[EXERCISE INSTRUCTIONS]
Gather all lines from the material that contain "объекта".
*-*-*
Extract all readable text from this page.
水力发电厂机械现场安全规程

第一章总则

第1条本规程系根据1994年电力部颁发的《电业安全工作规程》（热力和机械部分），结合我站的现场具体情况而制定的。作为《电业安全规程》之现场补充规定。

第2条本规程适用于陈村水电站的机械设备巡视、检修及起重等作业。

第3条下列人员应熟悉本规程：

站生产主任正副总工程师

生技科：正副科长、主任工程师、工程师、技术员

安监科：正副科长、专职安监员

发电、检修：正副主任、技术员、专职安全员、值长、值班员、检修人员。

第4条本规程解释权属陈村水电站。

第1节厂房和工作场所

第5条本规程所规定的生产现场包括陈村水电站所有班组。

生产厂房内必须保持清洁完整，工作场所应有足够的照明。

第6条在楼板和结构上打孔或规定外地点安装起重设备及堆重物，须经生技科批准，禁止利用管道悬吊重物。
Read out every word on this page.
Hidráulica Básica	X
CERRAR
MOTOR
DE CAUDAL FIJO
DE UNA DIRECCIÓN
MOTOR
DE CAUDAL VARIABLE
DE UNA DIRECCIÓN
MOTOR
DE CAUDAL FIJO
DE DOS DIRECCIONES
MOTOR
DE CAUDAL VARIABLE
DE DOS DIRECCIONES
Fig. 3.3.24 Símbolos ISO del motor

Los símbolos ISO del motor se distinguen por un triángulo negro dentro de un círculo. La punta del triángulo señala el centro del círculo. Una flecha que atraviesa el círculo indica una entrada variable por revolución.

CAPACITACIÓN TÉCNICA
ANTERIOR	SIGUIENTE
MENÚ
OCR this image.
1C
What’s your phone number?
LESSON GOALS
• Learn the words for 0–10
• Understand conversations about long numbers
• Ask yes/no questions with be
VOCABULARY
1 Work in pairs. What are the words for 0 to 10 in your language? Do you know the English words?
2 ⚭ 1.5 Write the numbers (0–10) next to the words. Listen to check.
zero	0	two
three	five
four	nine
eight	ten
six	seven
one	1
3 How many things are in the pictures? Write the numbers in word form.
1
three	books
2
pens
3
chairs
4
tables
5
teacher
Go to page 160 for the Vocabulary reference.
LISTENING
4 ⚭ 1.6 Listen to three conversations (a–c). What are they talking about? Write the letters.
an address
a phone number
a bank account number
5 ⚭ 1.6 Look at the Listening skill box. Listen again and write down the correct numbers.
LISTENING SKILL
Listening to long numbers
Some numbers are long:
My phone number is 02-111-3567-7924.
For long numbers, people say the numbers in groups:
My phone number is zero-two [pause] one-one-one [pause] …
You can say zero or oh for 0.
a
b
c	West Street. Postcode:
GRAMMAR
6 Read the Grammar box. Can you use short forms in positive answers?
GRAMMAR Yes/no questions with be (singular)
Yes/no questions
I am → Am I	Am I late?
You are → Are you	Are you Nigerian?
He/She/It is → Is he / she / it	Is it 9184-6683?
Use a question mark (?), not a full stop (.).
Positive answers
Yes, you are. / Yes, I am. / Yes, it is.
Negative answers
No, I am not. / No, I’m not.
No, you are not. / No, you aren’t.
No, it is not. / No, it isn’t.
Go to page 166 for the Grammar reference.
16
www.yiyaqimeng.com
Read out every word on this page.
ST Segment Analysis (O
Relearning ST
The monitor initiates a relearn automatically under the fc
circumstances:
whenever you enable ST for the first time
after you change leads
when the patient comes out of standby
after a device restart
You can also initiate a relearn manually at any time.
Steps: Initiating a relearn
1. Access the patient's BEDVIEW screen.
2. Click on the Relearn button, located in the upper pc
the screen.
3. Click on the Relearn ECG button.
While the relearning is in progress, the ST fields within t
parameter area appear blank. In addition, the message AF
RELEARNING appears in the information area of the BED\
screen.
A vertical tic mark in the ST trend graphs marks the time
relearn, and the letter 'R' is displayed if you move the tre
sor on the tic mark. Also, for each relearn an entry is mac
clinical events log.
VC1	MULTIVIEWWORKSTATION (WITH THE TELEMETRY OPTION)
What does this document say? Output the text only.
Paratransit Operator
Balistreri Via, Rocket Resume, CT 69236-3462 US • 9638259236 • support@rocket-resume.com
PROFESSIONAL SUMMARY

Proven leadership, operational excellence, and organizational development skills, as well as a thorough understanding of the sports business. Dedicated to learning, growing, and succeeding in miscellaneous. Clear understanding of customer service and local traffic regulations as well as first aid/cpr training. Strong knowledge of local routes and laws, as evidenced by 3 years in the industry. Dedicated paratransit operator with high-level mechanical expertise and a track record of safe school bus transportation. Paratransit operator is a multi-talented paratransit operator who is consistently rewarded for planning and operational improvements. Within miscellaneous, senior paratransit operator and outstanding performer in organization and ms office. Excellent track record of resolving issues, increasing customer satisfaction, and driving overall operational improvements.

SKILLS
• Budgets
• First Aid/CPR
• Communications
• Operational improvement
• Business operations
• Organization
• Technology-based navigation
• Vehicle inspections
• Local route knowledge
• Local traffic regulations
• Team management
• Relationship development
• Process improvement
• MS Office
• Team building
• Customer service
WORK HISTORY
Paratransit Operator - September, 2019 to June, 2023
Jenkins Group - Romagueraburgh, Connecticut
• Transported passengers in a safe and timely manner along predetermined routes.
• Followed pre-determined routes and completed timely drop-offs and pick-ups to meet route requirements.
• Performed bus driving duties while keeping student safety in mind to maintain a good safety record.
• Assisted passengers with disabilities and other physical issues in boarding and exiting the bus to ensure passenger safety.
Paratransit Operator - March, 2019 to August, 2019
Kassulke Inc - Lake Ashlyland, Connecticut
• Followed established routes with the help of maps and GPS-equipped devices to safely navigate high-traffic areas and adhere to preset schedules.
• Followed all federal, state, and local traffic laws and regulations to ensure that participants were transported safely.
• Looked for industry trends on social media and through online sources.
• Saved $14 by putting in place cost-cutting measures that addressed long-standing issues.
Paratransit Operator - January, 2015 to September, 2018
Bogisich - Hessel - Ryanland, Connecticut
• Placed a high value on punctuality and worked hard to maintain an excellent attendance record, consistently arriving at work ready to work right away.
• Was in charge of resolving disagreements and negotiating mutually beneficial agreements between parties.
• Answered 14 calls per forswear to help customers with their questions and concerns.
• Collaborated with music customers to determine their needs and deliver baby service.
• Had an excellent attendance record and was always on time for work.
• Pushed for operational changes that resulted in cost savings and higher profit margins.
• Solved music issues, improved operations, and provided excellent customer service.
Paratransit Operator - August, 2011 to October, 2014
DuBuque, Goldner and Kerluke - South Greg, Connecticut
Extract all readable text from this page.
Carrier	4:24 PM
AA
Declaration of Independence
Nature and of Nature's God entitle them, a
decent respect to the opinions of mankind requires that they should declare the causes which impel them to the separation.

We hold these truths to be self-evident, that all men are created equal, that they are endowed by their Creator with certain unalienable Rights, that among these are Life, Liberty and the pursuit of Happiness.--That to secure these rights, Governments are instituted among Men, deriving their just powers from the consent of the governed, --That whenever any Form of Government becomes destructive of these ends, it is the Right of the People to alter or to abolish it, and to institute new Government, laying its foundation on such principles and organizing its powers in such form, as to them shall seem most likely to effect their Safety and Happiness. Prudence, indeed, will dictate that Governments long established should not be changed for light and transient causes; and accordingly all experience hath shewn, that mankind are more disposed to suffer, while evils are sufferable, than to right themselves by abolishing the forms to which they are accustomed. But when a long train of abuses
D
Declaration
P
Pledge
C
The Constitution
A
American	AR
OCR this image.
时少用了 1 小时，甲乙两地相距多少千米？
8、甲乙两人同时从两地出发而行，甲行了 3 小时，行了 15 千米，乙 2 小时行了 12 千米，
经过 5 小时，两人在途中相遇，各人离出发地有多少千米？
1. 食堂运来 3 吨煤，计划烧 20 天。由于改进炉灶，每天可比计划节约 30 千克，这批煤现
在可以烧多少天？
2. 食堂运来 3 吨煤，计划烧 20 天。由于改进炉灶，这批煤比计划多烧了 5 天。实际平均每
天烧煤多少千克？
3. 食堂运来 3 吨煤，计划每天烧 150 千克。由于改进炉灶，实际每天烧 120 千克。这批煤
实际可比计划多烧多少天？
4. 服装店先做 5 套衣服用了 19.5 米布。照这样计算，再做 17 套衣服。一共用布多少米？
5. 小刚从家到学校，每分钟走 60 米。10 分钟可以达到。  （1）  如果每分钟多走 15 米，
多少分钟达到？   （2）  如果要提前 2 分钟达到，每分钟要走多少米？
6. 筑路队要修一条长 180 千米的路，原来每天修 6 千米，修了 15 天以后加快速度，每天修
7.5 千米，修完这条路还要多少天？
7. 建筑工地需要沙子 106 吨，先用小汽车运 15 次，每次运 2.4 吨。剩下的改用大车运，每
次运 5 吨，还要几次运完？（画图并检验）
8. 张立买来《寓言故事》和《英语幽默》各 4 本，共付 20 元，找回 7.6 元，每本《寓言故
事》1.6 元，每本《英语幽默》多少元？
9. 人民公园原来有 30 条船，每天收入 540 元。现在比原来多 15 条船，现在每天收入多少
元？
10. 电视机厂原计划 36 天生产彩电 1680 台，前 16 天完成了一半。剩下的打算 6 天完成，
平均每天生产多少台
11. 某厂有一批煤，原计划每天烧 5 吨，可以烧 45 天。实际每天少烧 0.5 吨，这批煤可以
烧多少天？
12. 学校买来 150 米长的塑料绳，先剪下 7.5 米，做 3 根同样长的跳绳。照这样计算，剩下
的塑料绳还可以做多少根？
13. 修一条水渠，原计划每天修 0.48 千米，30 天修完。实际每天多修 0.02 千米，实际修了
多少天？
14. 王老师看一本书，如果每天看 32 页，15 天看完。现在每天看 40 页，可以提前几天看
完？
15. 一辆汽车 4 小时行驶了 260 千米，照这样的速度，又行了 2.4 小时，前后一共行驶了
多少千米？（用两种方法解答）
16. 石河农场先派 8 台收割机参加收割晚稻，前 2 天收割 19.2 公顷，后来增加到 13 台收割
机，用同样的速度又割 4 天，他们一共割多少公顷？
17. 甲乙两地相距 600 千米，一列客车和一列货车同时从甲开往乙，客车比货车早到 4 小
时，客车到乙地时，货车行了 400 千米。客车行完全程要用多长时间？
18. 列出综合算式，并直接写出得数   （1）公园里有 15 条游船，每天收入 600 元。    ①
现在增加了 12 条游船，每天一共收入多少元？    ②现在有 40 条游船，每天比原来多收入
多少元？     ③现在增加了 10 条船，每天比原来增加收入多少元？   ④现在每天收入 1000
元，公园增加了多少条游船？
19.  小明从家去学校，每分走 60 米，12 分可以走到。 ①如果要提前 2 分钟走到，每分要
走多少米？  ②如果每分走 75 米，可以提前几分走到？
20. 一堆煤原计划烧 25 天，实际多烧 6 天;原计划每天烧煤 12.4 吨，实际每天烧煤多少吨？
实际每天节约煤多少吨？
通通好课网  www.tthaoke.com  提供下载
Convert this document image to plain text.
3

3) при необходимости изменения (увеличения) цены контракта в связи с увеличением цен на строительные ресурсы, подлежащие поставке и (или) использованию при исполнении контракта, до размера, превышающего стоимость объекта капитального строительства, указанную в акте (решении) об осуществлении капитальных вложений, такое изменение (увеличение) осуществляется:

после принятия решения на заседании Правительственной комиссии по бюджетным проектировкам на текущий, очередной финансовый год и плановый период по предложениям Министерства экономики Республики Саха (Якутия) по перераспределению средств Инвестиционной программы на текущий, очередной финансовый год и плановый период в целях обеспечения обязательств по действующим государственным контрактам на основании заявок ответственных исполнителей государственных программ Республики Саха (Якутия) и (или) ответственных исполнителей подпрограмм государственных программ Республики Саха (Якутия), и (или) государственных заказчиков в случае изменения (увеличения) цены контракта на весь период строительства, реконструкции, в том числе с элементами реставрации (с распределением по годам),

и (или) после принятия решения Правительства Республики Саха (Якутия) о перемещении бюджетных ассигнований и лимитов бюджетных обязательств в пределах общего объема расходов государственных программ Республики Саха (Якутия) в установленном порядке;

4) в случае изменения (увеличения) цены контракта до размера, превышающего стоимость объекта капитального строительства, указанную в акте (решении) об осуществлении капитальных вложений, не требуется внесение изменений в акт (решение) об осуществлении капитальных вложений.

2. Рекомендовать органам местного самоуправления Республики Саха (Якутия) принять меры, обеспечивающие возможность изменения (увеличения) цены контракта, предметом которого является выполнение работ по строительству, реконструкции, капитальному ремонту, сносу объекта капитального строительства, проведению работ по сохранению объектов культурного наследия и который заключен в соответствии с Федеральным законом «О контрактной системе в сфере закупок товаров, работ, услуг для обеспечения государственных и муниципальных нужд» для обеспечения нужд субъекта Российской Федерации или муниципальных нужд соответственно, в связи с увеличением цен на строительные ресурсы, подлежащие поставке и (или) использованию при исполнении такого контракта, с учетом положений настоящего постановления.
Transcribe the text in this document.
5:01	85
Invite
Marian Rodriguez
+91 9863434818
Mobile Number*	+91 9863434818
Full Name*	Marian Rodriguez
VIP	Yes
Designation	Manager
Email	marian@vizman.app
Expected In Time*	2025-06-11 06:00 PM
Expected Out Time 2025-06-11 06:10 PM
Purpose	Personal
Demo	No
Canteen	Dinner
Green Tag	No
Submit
*-*-*
[COMPLETE RESPONSE]
3) при необходимости изменения (увеличения) цены контракта в связи с увеличением цен на строительные ресурсы, подлежащие поставке и (или) использованию при исполнении контракта, до размера, превышающего стоимость объекта капитального строительства, указанную в акте (решении) об осуществлении капитальных вложений, такое изменение (увеличение) осуществляется:
4) в случае изменения (увеличения) цены контракта до размера, превышающего стоимость объекта капитального строительства, указанную в акте (решении) об осуществлении капитальных вложений, не требуется внесение изменений в акт (решение) об осуществлении капитальных вложений.
2. Рекомендовать органам местного самоуправления Республики Саха (Якутия) принять меры, обеспечивающие возможность изменения (увеличения) цены контракта, предметом которого является выполнение работ по строительству, реконструкции, капитальному ремонту, сносу объекта капитального строительства, проведению работ по сохранению объектов культурного наследия и который заключен в соответствии с Федеральным законом «О контрактной системе в сфере закупок товаров, работ, услуг для обеспечения государственных и муниципальных нужд» для обеспечения нужд субъекта Российской Федерации или муниципальных нужд соответственно, в связи с увеличением цен на строительные ресурсы, подлежащие поставке и (или) использованию при исполнении такого контракта, с учетом положений настоящего постановления.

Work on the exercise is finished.